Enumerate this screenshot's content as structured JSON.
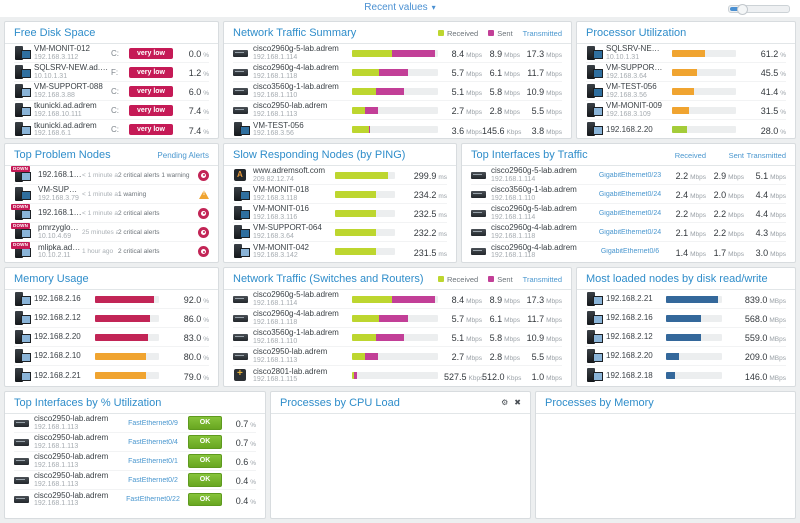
{
  "topbar": {
    "view_label": "Recent values",
    "caret": "▾"
  },
  "legend": {
    "received": "Received",
    "sent": "Sent",
    "transmitted": "Transmitted"
  },
  "colors": {
    "title_blue": "#2f8dca",
    "link_blue": "#4a97cf",
    "green": "#bdd62f",
    "magenta": "#c23f97",
    "orange": "#f0a430",
    "crimson": "#c22556",
    "blue_bar": "#34689b",
    "ok_green": "#76b82a",
    "badge_red": "#c51a56"
  },
  "panels": {
    "free_disk": {
      "title": "Free Disk Space",
      "rows": [
        {
          "icon": "i-server",
          "name": "VM-MONIT-012",
          "ip": "192.168.3.112",
          "drive": "C:",
          "badge": "very low",
          "value": "0.0",
          "unit": "%"
        },
        {
          "icon": "i-server",
          "name": "SQLSRV-NEW.ad.adr...",
          "ip": "10.10.1.31",
          "drive": "F:",
          "badge": "very low",
          "value": "1.2",
          "unit": "%"
        },
        {
          "icon": "i-pc",
          "name": "VM-SUPPORT-088",
          "ip": "192.168.3.88",
          "drive": "C:",
          "badge": "very low",
          "value": "6.0",
          "unit": "%"
        },
        {
          "icon": "i-pc",
          "name": "tkunicki.ad.adrem",
          "ip": "192.168.10.111",
          "drive": "C:",
          "badge": "very low",
          "value": "7.4",
          "unit": "%"
        },
        {
          "icon": "i-pc",
          "name": "tkunicki.ad.adrem",
          "ip": "192.168.6.1",
          "drive": "C:",
          "badge": "very low",
          "value": "7.4",
          "unit": "%"
        }
      ]
    },
    "net_summary": {
      "title": "Network Traffic Summary",
      "rows": [
        {
          "icon": "i-switch",
          "name": "cisco2960g-5-lab.adrem",
          "ip": "192.168.1.114",
          "bar": [
            {
              "pct": 46.6,
              "hex": "#bdd62f"
            },
            {
              "pct": 49.4,
              "hex": "#c23f97"
            }
          ],
          "v1": "8.4",
          "u1": "Mbps",
          "v2": "8.9",
          "u2": "Mbps",
          "v3": "17.3",
          "u3": "Mbps"
        },
        {
          "icon": "i-switch",
          "name": "cisco2960g-4-lab.adrem",
          "ip": "192.168.1.118",
          "bar": [
            {
              "pct": 31.6,
              "hex": "#bdd62f"
            },
            {
              "pct": 33.9,
              "hex": "#c23f97"
            }
          ],
          "v1": "5.7",
          "u1": "Mbps",
          "v2": "6.1",
          "u2": "Mbps",
          "v3": "11.7",
          "u3": "Mbps"
        },
        {
          "icon": "i-switch",
          "name": "cisco3560g-1-lab.adrem",
          "ip": "192.168.1.110",
          "bar": [
            {
              "pct": 28.3,
              "hex": "#bdd62f"
            },
            {
              "pct": 32.2,
              "hex": "#c23f97"
            }
          ],
          "v1": "5.1",
          "u1": "Mbps",
          "v2": "5.8",
          "u2": "Mbps",
          "v3": "10.9",
          "u3": "Mbps"
        },
        {
          "icon": "i-switch",
          "name": "cisco2950-lab.adrem",
          "ip": "192.168.1.113",
          "bar": [
            {
              "pct": 15.0,
              "hex": "#bdd62f"
            },
            {
              "pct": 15.5,
              "hex": "#c23f97"
            }
          ],
          "v1": "2.7",
          "u1": "Mbps",
          "v2": "2.8",
          "u2": "Mbps",
          "v3": "5.5",
          "u3": "Mbps"
        },
        {
          "icon": "i-server",
          "name": "VM-TEST-056",
          "ip": "192.168.3.56",
          "bar": [
            {
              "pct": 20.0,
              "hex": "#bdd62f"
            },
            {
              "pct": 1.0,
              "hex": "#c23f97"
            }
          ],
          "v1": "3.6",
          "u1": "Mbps",
          "v2": "145.6",
          "u2": "Kbps",
          "v3": "3.8",
          "u3": "Mbps"
        }
      ]
    },
    "processor": {
      "title": "Processor Utilization",
      "rows": [
        {
          "icon": "i-server",
          "name": "SQLSRV-NEW.ad.adrem",
          "ip": "10.10.1.31",
          "bar": {
            "pct": 52,
            "hex": "#f0a430"
          },
          "value": "61.2",
          "unit": "%"
        },
        {
          "icon": "i-server",
          "name": "VM-SUPPORT-064",
          "ip": "192.168.3.64",
          "bar": {
            "pct": 39,
            "hex": "#f0a430"
          },
          "value": "45.5",
          "unit": "%"
        },
        {
          "icon": "i-server",
          "name": "VM-TEST-056",
          "ip": "192.168.3.56",
          "bar": {
            "pct": 35,
            "hex": "#f0a430"
          },
          "value": "41.4",
          "unit": "%"
        },
        {
          "icon": "i-pc",
          "name": "VM-MONIT-009",
          "ip": "192.168.3.109",
          "bar": {
            "pct": 27,
            "hex": "#f0a430"
          },
          "value": "31.5",
          "unit": "%"
        },
        {
          "icon": "i-pc",
          "name": "192.168.2.20",
          "bar": {
            "pct": 24,
            "hex": "#a4cc39"
          },
          "value": "28.0",
          "unit": "%"
        }
      ]
    },
    "problems": {
      "title": "Top Problem Nodes",
      "link": "Pending Alerts",
      "rows": [
        {
          "icon": "i-pc",
          "down": "DOWN",
          "name": "192.168.10.23",
          "time": "< 1 minute ago",
          "alerts": "2 critical alerts 1 warning",
          "status": "st-critical"
        },
        {
          "icon": "i-server",
          "name": "VM-SUPPORT-079",
          "ip": "192.168.3.79",
          "time": "< 1 minute ago",
          "alerts": "1 warning",
          "status": "st-warning"
        },
        {
          "icon": "i-pc",
          "down": "DOWN",
          "name": "192.168.10.30",
          "time": "< 1 minute ago",
          "alerts": "2 critical alerts",
          "status": "st-critical"
        },
        {
          "icon": "i-pc",
          "down": "DOWN",
          "name": "pmrzyglod.ad.adrem",
          "ip": "10.10.4.69",
          "time": "25 minutes ago",
          "alerts": "2 critical alerts",
          "status": "st-critical"
        },
        {
          "icon": "i-pc",
          "down": "DOWN",
          "name": "mlipka.ad.adrem",
          "ip": "10.10.2.11",
          "time": "1 hour ago",
          "alerts": "2 critical alerts",
          "status": "st-critical"
        }
      ]
    },
    "ping": {
      "title": "Slow Responding Nodes (by PING)",
      "rows": [
        {
          "icon": "i-globe",
          "name": "www.adremsoft.com",
          "ip": "209.82.12.74",
          "bar": {
            "pct": 88,
            "hex": "#bdd62f"
          },
          "value": "299.9",
          "unit": "ms"
        },
        {
          "icon": "i-server",
          "name": "VM-MONIT-018",
          "ip": "192.168.3.118",
          "bar": {
            "pct": 68.7,
            "hex": "#bdd62f"
          },
          "value": "234.2",
          "unit": "ms"
        },
        {
          "icon": "i-server",
          "name": "VM-MONIT-016",
          "ip": "192.168.3.116",
          "bar": {
            "pct": 68.2,
            "hex": "#bdd62f"
          },
          "value": "232.5",
          "unit": "ms"
        },
        {
          "icon": "i-server",
          "name": "VM-SUPPORT-064",
          "ip": "192.168.3.64",
          "bar": {
            "pct": 68.1,
            "hex": "#bdd62f"
          },
          "value": "232.2",
          "unit": "ms"
        },
        {
          "icon": "i-pc",
          "name": "VM-MONIT-042",
          "ip": "192.168.3.142",
          "bar": {
            "pct": 67.9,
            "hex": "#bdd62f"
          },
          "value": "231.5",
          "unit": "ms"
        }
      ]
    },
    "if_traffic": {
      "title": "Top Interfaces by Traffic",
      "rows": [
        {
          "icon": "i-switch",
          "name": "cisco2960g-5-lab.adrem",
          "ip": "192.168.1.114",
          "iface": "GigabitEthernet0/23",
          "v1": "2.2",
          "u1": "Mbps",
          "v2": "2.9",
          "u2": "Mbps",
          "v3": "5.1",
          "u3": "Mbps"
        },
        {
          "icon": "i-switch",
          "name": "cisco3560g-1-lab.adrem",
          "ip": "192.168.1.110",
          "iface": "GigabitEthernet0/24",
          "v1": "2.4",
          "u1": "Mbps",
          "v2": "2.0",
          "u2": "Mbps",
          "v3": "4.4",
          "u3": "Mbps"
        },
        {
          "icon": "i-switch",
          "name": "cisco2960g-5-lab.adrem",
          "ip": "192.168.1.114",
          "iface": "GigabitEthernet0/24",
          "v1": "2.2",
          "u1": "Mbps",
          "v2": "2.2",
          "u2": "Mbps",
          "v3": "4.4",
          "u3": "Mbps"
        },
        {
          "icon": "i-switch",
          "name": "cisco2960g-4-lab.adrem",
          "ip": "192.168.1.118",
          "iface": "GigabitEthernet0/24",
          "v1": "2.1",
          "u1": "Mbps",
          "v2": "2.2",
          "u2": "Mbps",
          "v3": "4.3",
          "u3": "Mbps"
        },
        {
          "icon": "i-switch",
          "name": "cisco2960g-4-lab.adrem",
          "ip": "192.168.1.118",
          "iface": "GigabitEthernet0/6",
          "v1": "1.4",
          "u1": "Mbps",
          "v2": "1.7",
          "u2": "Mbps",
          "v3": "3.0",
          "u3": "Mbps"
        }
      ]
    },
    "memory": {
      "title": "Memory Usage",
      "rows": [
        {
          "icon": "i-pc",
          "name": "192.168.2.16",
          "bar": {
            "pct": 92,
            "hex": "#c22556"
          },
          "value": "92.0",
          "unit": "%"
        },
        {
          "icon": "i-pc",
          "name": "192.168.2.12",
          "bar": {
            "pct": 86,
            "hex": "#c22556"
          },
          "value": "86.0",
          "unit": "%"
        },
        {
          "icon": "i-pc",
          "name": "192.168.2.20",
          "bar": {
            "pct": 83,
            "hex": "#c22556"
          },
          "value": "83.0",
          "unit": "%"
        },
        {
          "icon": "i-pc",
          "name": "192.168.2.10",
          "bar": {
            "pct": 80,
            "hex": "#f0a430"
          },
          "value": "80.0",
          "unit": "%"
        },
        {
          "icon": "i-pc",
          "name": "192.168.2.21",
          "bar": {
            "pct": 79,
            "hex": "#f0a430"
          },
          "value": "79.0",
          "unit": "%"
        }
      ]
    },
    "net_switches": {
      "title": "Network Traffic (Switches and Routers)",
      "rows": [
        {
          "icon": "i-switch",
          "name": "cisco2960g-5-lab.adrem",
          "ip": "192.168.1.114",
          "bar": [
            {
              "pct": 46.6,
              "hex": "#bdd62f"
            },
            {
              "pct": 49.4,
              "hex": "#c23f97"
            }
          ],
          "v1": "8.4",
          "u1": "Mbps",
          "v2": "8.9",
          "u2": "Mbps",
          "v3": "17.3",
          "u3": "Mbps"
        },
        {
          "icon": "i-switch",
          "name": "cisco2960g-4-lab.adrem",
          "ip": "192.168.1.118",
          "bar": [
            {
              "pct": 31.6,
              "hex": "#bdd62f"
            },
            {
              "pct": 33.9,
              "hex": "#c23f97"
            }
          ],
          "v1": "5.7",
          "u1": "Mbps",
          "v2": "6.1",
          "u2": "Mbps",
          "v3": "11.7",
          "u3": "Mbps"
        },
        {
          "icon": "i-switch",
          "name": "cisco3560g-1-lab.adrem",
          "ip": "192.168.1.110",
          "bar": [
            {
              "pct": 28.3,
              "hex": "#bdd62f"
            },
            {
              "pct": 32.2,
              "hex": "#c23f97"
            }
          ],
          "v1": "5.1",
          "u1": "Mbps",
          "v2": "5.8",
          "u2": "Mbps",
          "v3": "10.9",
          "u3": "Mbps"
        },
        {
          "icon": "i-switch",
          "name": "cisco2950-lab.adrem",
          "ip": "192.168.1.113",
          "bar": [
            {
              "pct": 15.0,
              "hex": "#bdd62f"
            },
            {
              "pct": 15.5,
              "hex": "#c23f97"
            }
          ],
          "v1": "2.7",
          "u1": "Mbps",
          "v2": "2.8",
          "u2": "Mbps",
          "v3": "5.5",
          "u3": "Mbps"
        },
        {
          "icon": "i-router",
          "name": "cisco2801-lab.adrem",
          "ip": "192.168.1.115",
          "bar": [
            {
              "pct": 2.9,
              "hex": "#bdd62f"
            },
            {
              "pct": 2.8,
              "hex": "#c23f97"
            }
          ],
          "v1": "527.5",
          "u1": "Kbps",
          "v2": "512.0",
          "u2": "Kbps",
          "v3": "1.0",
          "u3": "Mbps"
        }
      ]
    },
    "disk_rw": {
      "title": "Most loaded nodes by disk read/write",
      "rows": [
        {
          "icon": "i-pc",
          "name": "192.168.2.21",
          "bar": {
            "pct": 93,
            "hex": "#34689b"
          },
          "value": "839.0",
          "unit": "MBps"
        },
        {
          "icon": "i-pc",
          "name": "192.168.2.16",
          "bar": {
            "pct": 63,
            "hex": "#34689b"
          },
          "value": "568.0",
          "unit": "MBps"
        },
        {
          "icon": "i-pc",
          "name": "192.168.2.12",
          "bar": {
            "pct": 62,
            "hex": "#34689b"
          },
          "value": "559.0",
          "unit": "MBps"
        },
        {
          "icon": "i-pc",
          "name": "192.168.2.20",
          "bar": {
            "pct": 23,
            "hex": "#34689b"
          },
          "value": "209.0",
          "unit": "MBps"
        },
        {
          "icon": "i-pc",
          "name": "192.168.2.18",
          "bar": {
            "pct": 16,
            "hex": "#34689b"
          },
          "value": "146.0",
          "unit": "MBps"
        }
      ]
    },
    "if_util": {
      "title": "Top Interfaces by % Utilization",
      "rows": [
        {
          "icon": "i-switch",
          "name": "cisco2950-lab.adrem",
          "ip": "192.168.1.113",
          "iface": "FastEthernet0/9",
          "badge": "OK",
          "value": "0.7",
          "unit": "%"
        },
        {
          "icon": "i-switch",
          "name": "cisco2950-lab.adrem",
          "ip": "192.168.1.113",
          "iface": "FastEthernet0/4",
          "badge": "OK",
          "value": "0.7",
          "unit": "%"
        },
        {
          "icon": "i-switch",
          "name": "cisco2950-lab.adrem",
          "ip": "192.168.1.113",
          "iface": "FastEthernet0/1",
          "badge": "OK",
          "value": "0.6",
          "unit": "%"
        },
        {
          "icon": "i-switch",
          "name": "cisco2950-lab.adrem",
          "ip": "192.168.1.113",
          "iface": "FastEthernet0/2",
          "badge": "OK",
          "value": "0.4",
          "unit": "%"
        },
        {
          "icon": "i-switch",
          "name": "cisco2950-lab.adrem",
          "ip": "192.168.1.113",
          "iface": "FastEthernet0/22",
          "badge": "OK",
          "value": "0.4",
          "unit": "%"
        }
      ]
    },
    "cpu": {
      "title": "Processes by CPU Load",
      "gear_icon": "⚙",
      "close_icon": "✖"
    },
    "mem": {
      "title": "Processes by Memory"
    }
  }
}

-----

Find the string "Utilization" in the records, then copy each line where it occurs.

      "title": "Processor Utilization",
      "title": "Top Interfaces by % Utilization",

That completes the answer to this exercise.